YOUR OBJECTIVE: Produce a word-for-word copy of the listing below without its pictures.

— BEGIN AVAILABLE DATA —

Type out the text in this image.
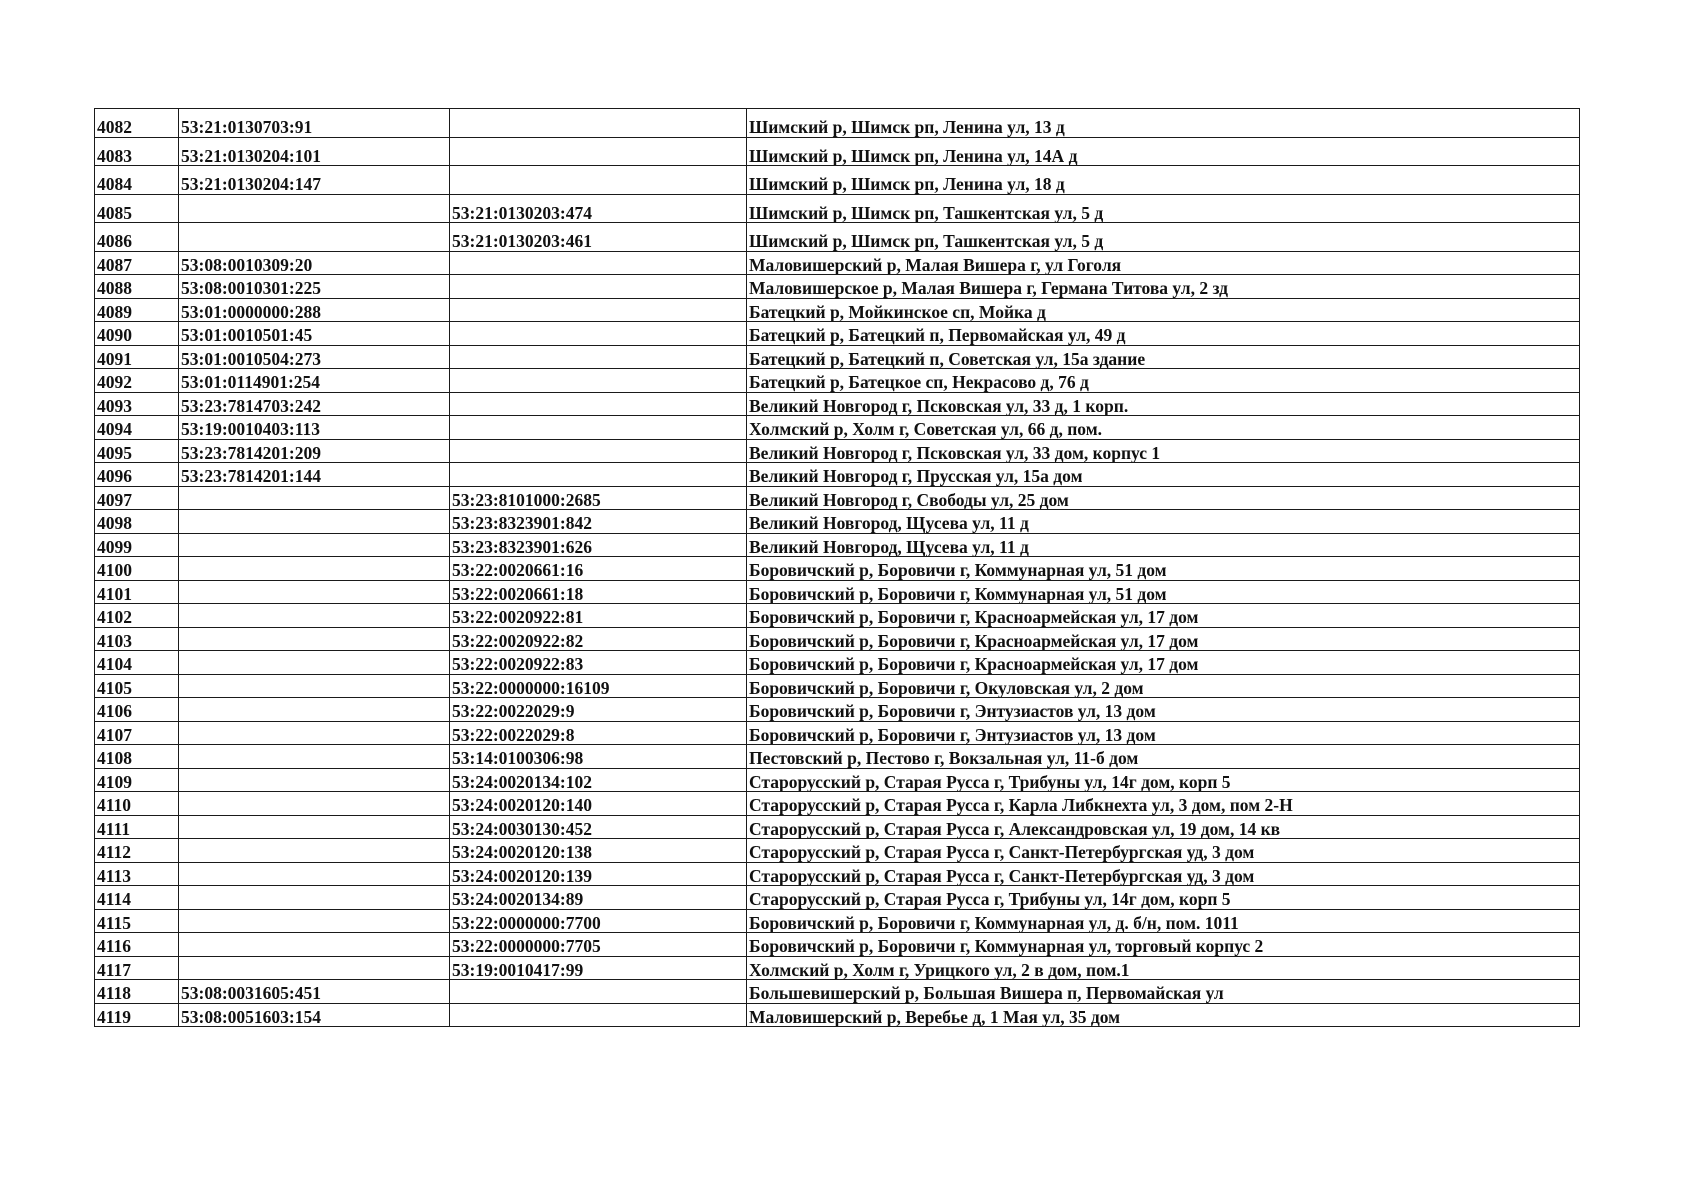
4082	53:21:0130703:91		Шимский р, Шимск рп, Ленина ул, 13 д
4083	53:21:0130204:101		Шимский р, Шимск рп, Ленина ул, 14А д
4084	53:21:0130204:147		Шимский р, Шимск рп, Ленина ул, 18 д
4085		53:21:0130203:474	Шимский р, Шимск рп, Ташкентская ул, 5 д
4086		53:21:0130203:461	Шимский р, Шимск рп, Ташкентская ул, 5 д
4087	53:08:0010309:20		Маловишерский р, Малая Вишера г, ул Гоголя
4088	53:08:0010301:225		Маловишерское р, Малая Вишера г, Германа Титова ул, 2 зд
4089	53:01:0000000:288		Батецкий р, Мойкинское сп, Мойка д
4090	53:01:0010501:45		Батецкий р, Батецкий п, Первомайская ул, 49 д
4091	53:01:0010504:273		Батецкий р, Батецкий п, Советская ул, 15а здание
4092	53:01:0114901:254		Батецкий р, Батецкое сп, Некрасово д, 76 д
4093	53:23:7814703:242		Великий Новгород г, Псковская ул, 33 д, 1 корп.
4094	53:19:0010403:113		Холмский р, Холм г, Советская ул, 66 д, пом.
4095	53:23:7814201:209		Великий Новгород г, Псковская ул, 33 дом, корпус 1
4096	53:23:7814201:144		Великий Новгород г, Прусская ул, 15а дом
4097		53:23:8101000:2685	Великий Новгород г, Свободы ул, 25 дом
4098		53:23:8323901:842	Великий Новгород, Щусева ул, 11 д
4099		53:23:8323901:626	Великий Новгород, Щусева ул, 11 д
4100		53:22:0020661:16	Боровичский р, Боровичи г, Коммунарная ул, 51 дом
4101		53:22:0020661:18	Боровичский р, Боровичи г, Коммунарная ул, 51 дом
4102		53:22:0020922:81	Боровичский р, Боровичи г, Красноармейская ул, 17 дом
4103		53:22:0020922:82	Боровичский р, Боровичи г, Красноармейская ул, 17 дом
4104		53:22:0020922:83	Боровичский р, Боровичи г, Красноармейская ул, 17 дом
4105		53:22:0000000:16109	Боровичский р, Боровичи г, Окуловская ул, 2 дом
4106		53:22:0022029:9	Боровичский р, Боровичи г, Энтузиастов ул, 13 дом
4107		53:22:0022029:8	Боровичский р, Боровичи г, Энтузиастов ул, 13 дом
4108		53:14:0100306:98	Пестовский р, Пестово г, Вокзальная ул, 11-б дом
4109		53:24:0020134:102	Старорусский р, Старая Русса г, Трибуны ул, 14г дом, корп 5
4110		53:24:0020120:140	Старорусский р, Старая Русса г, Карла Либкнехта ул, 3 дом, пом 2-Н
4111		53:24:0030130:452	Старорусский р, Старая Русса г, Александровская ул, 19 дом, 14 кв
4112		53:24:0020120:138	Старорусский р, Старая Русса г, Санкт-Петербургская уд, 3 дом
4113		53:24:0020120:139	Старорусский р, Старая Русса г, Санкт-Петербургская уд, 3 дом
4114		53:24:0020134:89	Старорусский р, Старая Русса г, Трибуны ул, 14г дом, корп 5
4115		53:22:0000000:7700	Боровичский р, Боровичи г, Коммунарная ул, д. б/н, пом. 1011
4116		53:22:0000000:7705	Боровичский р, Боровичи г, Коммунарная ул, торговый корпус 2
4117		53:19:0010417:99	Холмский р, Холм г, Урицкого ул, 2 в дом, пом.1
4118	53:08:0031605:451		Большевишерский р, Большая Вишера п, Первомайская ул
4119	53:08:0051603:154		Маловишерский р, Веребье д, 1 Мая ул, 35 дом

— END AVAILABLE DATA —

FINISHED TASK:
Type out the text in this image.
4082	53:21:0130703:91		Шимский р, Шимск рп, Ленина ул, 13 д
4083	53:21:0130204:101		Шимский р, Шимск рп, Ленина ул, 14А д
4084	53:21:0130204:147		Шимский р, Шимск рп, Ленина ул, 18 д
4085		53:21:0130203:474	Шимский р, Шимск рп, Ташкентская ул, 5 д
4086		53:21:0130203:461	Шимский р, Шимск рп, Ташкентская ул, 5 д
4087	53:08:0010309:20		Маловишерский р, Малая Вишера г, ул Гоголя
4088	53:08:0010301:225		Маловишерское р, Малая Вишера г, Германа Титова ул, 2 зд
4089	53:01:0000000:288		Батецкий р, Мойкинское сп, Мойка д
4090	53:01:0010501:45		Батецкий р, Батецкий п, Первомайская ул, 49 д
4091	53:01:0010504:273		Батецкий р, Батецкий п, Советская ул, 15а здание
4092	53:01:0114901:254		Батецкий р, Батецкое сп, Некрасово д, 76 д
4093	53:23:7814703:242		Великий Новгород г, Псковская ул, 33 д, 1 корп.
4094	53:19:0010403:113		Холмский р, Холм г, Советская ул, 66 д, пом.
4095	53:23:7814201:209		Великий Новгород г, Псковская ул, 33 дом, корпус 1
4096	53:23:7814201:144		Великий Новгород г, Прусская ул, 15а дом
4097		53:23:8101000:2685	Великий Новгород г, Свободы ул, 25 дом
4098		53:23:8323901:842	Великий Новгород, Щусева ул, 11 д
4099		53:23:8323901:626	Великий Новгород, Щусева ул, 11 д
4100		53:22:0020661:16	Боровичский р, Боровичи г, Коммунарная ул, 51 дом
4101		53:22:0020661:18	Боровичский р, Боровичи г, Коммунарная ул, 51 дом
4102		53:22:0020922:81	Боровичский р, Боровичи г, Красноармейская ул, 17 дом
4103		53:22:0020922:82	Боровичский р, Боровичи г, Красноармейская ул, 17 дом
4104		53:22:0020922:83	Боровичский р, Боровичи г, Красноармейская ул, 17 дом
4105		53:22:0000000:16109	Боровичский р, Боровичи г, Окуловская ул, 2 дом
4106		53:22:0022029:9	Боровичский р, Боровичи г, Энтузиастов ул, 13 дом
4107		53:22:0022029:8	Боровичский р, Боровичи г, Энтузиастов ул, 13 дом
4108		53:14:0100306:98	Пестовский р, Пестово г, Вокзальная ул, 11-б дом
4109		53:24:0020134:102	Старорусский р, Старая Русса г, Трибуны ул, 14г дом, корп 5
4110		53:24:0020120:140	Старорусский р, Старая Русса г, Карла Либкнехта ул, 3 дом, пом 2-Н
4111		53:24:0030130:452	Старорусский р, Старая Русса г, Александровская ул, 19 дом, 14 кв
4112		53:24:0020120:138	Старорусский р, Старая Русса г, Санкт-Петербургская уд, 3 дом
4113		53:24:0020120:139	Старорусский р, Старая Русса г, Санкт-Петербургская уд, 3 дом
4114		53:24:0020134:89	Старорусский р, Старая Русса г, Трибуны ул, 14г дом, корп 5
4115		53:22:0000000:7700	Боровичский р, Боровичи г, Коммунарная ул, д. б/н, пом. 1011
4116		53:22:0000000:7705	Боровичский р, Боровичи г, Коммунарная ул, торговый корпус 2
4117		53:19:0010417:99	Холмский р, Холм г, Урицкого ул, 2 в дом, пом.1
4118	53:08:0031605:451		Большевишерский р, Большая Вишера п, Первомайская ул
4119	53:08:0051603:154		Маловишерский р, Веребье д, 1 Мая ул, 35 дом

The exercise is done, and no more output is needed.